Task objective: Gather up every line from the entries below that uses the word "Probablemente".

-- BEGIN Material supplied --

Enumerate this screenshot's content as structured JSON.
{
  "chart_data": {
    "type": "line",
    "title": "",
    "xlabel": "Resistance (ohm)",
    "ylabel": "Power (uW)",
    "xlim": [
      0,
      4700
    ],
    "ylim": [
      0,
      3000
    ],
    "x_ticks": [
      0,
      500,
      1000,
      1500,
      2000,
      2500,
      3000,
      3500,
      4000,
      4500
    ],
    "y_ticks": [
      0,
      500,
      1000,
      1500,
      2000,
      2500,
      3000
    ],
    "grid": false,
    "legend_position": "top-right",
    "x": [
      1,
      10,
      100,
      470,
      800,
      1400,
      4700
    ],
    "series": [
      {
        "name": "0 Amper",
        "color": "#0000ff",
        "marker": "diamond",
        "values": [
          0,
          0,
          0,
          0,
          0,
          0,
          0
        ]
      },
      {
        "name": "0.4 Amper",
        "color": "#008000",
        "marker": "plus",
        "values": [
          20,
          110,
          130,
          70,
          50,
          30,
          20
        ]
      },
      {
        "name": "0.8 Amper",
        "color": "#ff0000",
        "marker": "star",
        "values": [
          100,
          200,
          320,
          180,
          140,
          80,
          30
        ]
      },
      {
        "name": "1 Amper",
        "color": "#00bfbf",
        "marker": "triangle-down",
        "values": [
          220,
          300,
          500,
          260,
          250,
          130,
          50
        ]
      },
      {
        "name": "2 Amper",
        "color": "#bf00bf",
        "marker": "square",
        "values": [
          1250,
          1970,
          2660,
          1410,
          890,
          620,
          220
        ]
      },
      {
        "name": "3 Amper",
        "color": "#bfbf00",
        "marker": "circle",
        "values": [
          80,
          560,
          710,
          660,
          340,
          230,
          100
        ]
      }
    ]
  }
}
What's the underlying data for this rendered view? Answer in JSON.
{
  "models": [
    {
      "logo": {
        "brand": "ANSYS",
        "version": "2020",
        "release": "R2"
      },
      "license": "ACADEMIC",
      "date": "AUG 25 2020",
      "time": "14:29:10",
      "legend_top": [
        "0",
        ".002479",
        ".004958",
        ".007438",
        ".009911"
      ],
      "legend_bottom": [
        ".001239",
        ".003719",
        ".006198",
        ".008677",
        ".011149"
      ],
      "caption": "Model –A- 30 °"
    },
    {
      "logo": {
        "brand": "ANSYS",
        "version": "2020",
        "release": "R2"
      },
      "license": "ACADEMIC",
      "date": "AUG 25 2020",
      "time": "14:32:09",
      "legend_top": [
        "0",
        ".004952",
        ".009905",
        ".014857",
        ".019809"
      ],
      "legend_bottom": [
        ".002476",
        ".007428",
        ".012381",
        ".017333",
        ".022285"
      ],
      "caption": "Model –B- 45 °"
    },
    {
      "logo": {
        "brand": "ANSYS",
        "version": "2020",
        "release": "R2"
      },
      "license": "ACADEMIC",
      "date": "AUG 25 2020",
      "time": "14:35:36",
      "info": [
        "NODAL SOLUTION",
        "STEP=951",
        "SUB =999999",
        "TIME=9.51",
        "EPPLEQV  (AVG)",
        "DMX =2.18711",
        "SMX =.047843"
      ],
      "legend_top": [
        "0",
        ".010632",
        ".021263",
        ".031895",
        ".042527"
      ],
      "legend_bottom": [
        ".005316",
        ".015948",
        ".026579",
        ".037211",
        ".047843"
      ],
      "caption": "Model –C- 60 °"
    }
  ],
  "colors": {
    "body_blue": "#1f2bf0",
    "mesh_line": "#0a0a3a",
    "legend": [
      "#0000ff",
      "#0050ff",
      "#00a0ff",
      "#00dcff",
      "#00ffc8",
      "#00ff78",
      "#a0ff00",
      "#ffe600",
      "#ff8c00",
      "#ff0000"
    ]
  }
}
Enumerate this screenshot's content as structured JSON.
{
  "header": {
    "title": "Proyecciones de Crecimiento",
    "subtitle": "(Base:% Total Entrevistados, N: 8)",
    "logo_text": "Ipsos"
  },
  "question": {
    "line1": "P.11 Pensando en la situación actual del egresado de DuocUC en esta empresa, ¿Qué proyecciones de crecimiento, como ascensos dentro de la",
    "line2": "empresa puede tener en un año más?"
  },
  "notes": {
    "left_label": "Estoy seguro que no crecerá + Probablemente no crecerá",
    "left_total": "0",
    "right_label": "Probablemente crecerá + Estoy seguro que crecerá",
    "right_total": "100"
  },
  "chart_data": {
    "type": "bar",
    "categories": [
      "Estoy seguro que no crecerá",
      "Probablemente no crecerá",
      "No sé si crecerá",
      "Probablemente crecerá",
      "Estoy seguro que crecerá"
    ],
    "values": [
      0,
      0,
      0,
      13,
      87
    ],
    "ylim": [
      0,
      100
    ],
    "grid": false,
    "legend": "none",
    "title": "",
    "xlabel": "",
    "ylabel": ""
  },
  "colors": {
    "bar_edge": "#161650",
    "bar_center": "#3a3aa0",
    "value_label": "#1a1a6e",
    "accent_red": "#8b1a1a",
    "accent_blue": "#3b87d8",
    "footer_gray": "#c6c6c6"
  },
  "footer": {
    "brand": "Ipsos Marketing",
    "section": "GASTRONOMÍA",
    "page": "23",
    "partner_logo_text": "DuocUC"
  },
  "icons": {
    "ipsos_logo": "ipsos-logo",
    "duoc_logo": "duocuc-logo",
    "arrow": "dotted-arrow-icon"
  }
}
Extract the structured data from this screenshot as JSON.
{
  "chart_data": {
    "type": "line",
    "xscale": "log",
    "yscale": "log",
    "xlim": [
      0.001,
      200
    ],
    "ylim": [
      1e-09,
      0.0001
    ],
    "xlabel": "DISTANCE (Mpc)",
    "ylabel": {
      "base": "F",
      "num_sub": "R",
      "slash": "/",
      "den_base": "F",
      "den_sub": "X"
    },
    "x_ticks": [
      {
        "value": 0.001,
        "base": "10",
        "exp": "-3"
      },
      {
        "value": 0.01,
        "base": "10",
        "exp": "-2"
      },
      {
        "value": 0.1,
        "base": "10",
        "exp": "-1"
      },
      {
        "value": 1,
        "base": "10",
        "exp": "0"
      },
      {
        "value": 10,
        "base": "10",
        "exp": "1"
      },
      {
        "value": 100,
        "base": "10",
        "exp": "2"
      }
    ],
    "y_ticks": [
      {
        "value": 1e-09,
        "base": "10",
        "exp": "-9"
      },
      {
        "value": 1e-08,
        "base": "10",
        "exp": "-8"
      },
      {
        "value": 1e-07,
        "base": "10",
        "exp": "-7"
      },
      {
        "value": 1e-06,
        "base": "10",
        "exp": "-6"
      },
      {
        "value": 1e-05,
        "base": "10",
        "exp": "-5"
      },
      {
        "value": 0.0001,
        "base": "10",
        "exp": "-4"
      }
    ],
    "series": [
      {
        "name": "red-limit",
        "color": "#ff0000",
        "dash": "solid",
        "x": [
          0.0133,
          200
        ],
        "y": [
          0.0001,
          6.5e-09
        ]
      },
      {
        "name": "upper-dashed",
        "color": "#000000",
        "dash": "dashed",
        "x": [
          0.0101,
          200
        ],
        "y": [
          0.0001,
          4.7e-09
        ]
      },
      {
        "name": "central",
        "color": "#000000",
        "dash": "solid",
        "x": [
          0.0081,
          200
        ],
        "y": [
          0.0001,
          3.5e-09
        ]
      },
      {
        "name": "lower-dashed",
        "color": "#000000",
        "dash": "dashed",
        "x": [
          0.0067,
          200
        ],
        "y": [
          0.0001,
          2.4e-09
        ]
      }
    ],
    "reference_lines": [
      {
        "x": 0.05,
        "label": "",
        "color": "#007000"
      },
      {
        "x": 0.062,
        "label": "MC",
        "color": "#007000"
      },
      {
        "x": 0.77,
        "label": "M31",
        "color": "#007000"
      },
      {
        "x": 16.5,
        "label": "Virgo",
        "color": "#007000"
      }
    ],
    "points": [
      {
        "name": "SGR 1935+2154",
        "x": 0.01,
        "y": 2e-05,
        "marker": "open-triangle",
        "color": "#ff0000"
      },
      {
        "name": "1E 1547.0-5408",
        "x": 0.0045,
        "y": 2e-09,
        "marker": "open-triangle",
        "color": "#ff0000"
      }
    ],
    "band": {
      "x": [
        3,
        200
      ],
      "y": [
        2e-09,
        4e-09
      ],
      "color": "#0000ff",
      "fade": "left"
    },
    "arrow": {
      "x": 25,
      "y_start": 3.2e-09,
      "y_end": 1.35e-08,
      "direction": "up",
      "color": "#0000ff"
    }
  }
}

-- END Material supplied --

Reply:
    "left_label": "Estoy seguro que no crecerá + Probablemente no crecerá",
    "right_label": "Probablemente crecerá + Estoy seguro que crecerá",
      "Probablemente no crecerá",
      "Probablemente crecerá",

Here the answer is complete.